◆ What you should do:
Your answer should be a single number: the count of lines that include "JSON".

Dataset excerpts:
—————
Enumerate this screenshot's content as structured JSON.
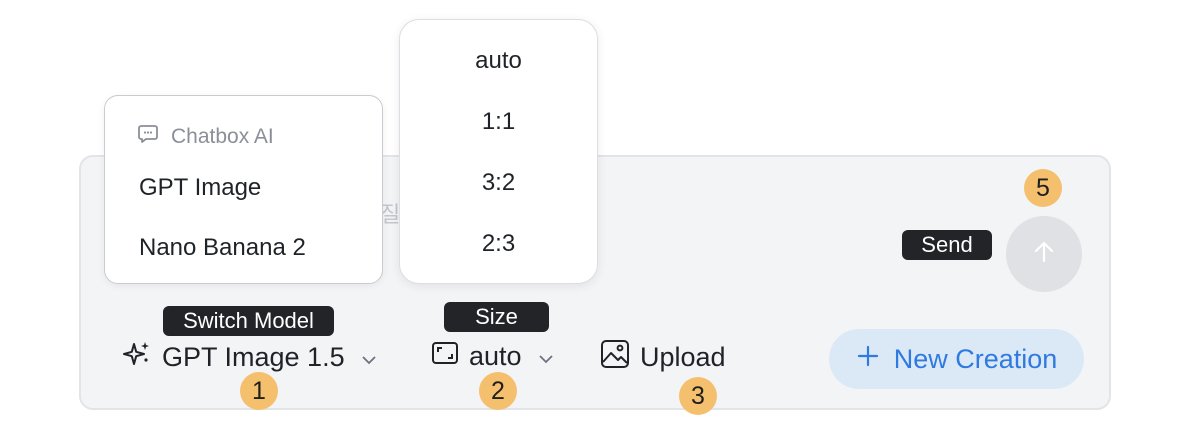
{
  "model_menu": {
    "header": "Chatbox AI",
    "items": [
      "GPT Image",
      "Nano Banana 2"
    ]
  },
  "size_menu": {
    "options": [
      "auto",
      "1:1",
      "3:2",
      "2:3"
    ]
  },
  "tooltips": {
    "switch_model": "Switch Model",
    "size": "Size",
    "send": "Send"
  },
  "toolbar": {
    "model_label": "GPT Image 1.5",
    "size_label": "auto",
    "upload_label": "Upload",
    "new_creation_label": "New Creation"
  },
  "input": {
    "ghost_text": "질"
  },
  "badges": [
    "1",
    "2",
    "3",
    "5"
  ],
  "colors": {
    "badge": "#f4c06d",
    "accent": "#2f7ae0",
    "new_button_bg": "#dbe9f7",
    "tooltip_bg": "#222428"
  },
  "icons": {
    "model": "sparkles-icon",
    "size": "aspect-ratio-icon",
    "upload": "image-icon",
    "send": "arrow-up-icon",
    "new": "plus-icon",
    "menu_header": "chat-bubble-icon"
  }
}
—————
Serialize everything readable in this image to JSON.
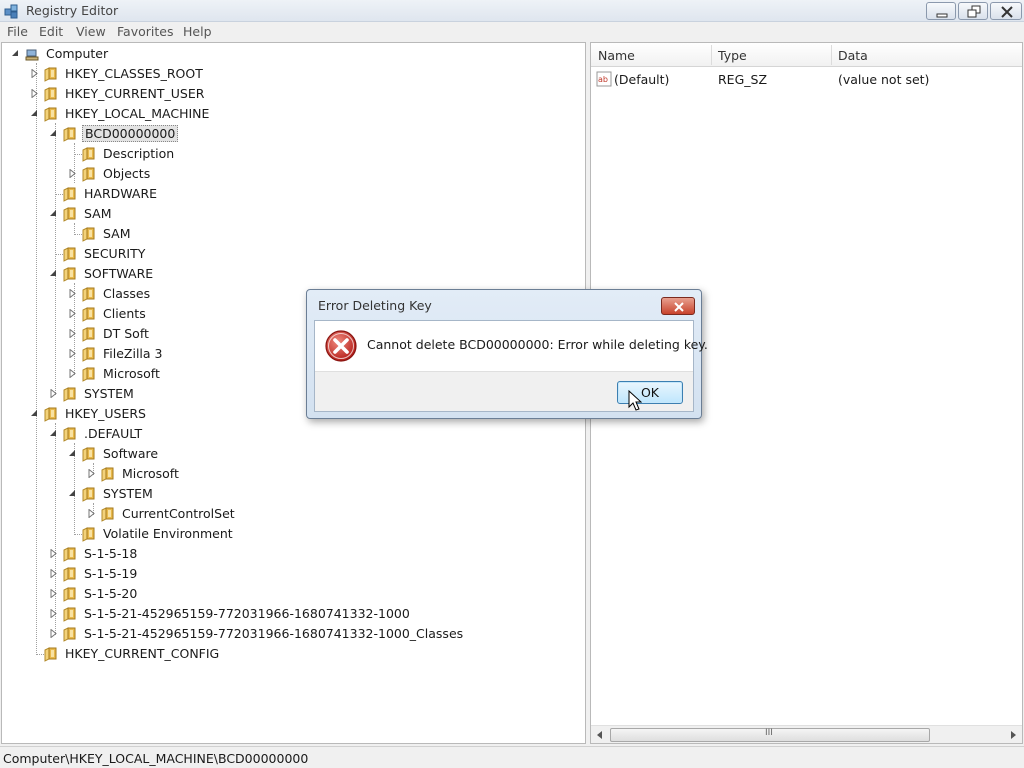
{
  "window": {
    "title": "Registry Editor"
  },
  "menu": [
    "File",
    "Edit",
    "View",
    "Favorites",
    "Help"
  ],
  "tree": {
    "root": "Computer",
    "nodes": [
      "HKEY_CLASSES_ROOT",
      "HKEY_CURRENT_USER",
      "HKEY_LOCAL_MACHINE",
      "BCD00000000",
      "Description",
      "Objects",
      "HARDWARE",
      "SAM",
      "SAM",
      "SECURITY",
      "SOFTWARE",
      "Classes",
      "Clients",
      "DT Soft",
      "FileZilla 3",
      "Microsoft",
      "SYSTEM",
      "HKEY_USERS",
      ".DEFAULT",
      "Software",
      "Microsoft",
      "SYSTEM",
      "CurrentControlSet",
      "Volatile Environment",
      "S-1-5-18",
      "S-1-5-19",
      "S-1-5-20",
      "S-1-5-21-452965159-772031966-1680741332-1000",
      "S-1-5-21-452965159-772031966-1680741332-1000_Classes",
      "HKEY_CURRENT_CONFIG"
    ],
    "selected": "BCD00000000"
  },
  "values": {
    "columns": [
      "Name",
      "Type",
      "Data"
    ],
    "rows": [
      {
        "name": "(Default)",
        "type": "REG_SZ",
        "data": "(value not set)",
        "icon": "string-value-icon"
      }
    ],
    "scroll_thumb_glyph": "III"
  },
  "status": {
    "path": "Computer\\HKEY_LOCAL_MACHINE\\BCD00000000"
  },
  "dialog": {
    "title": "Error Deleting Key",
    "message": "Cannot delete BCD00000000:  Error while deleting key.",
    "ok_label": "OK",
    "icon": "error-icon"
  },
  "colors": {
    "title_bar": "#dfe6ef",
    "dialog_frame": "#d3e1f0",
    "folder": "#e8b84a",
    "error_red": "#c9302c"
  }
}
—————
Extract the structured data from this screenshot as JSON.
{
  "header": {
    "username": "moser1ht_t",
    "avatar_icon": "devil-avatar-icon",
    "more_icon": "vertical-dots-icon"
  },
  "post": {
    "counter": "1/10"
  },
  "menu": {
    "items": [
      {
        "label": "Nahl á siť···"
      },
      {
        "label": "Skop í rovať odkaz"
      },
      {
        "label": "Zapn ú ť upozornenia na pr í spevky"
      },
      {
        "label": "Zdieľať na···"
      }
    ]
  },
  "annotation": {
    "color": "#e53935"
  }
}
—————
◆ Output for this exercise:
3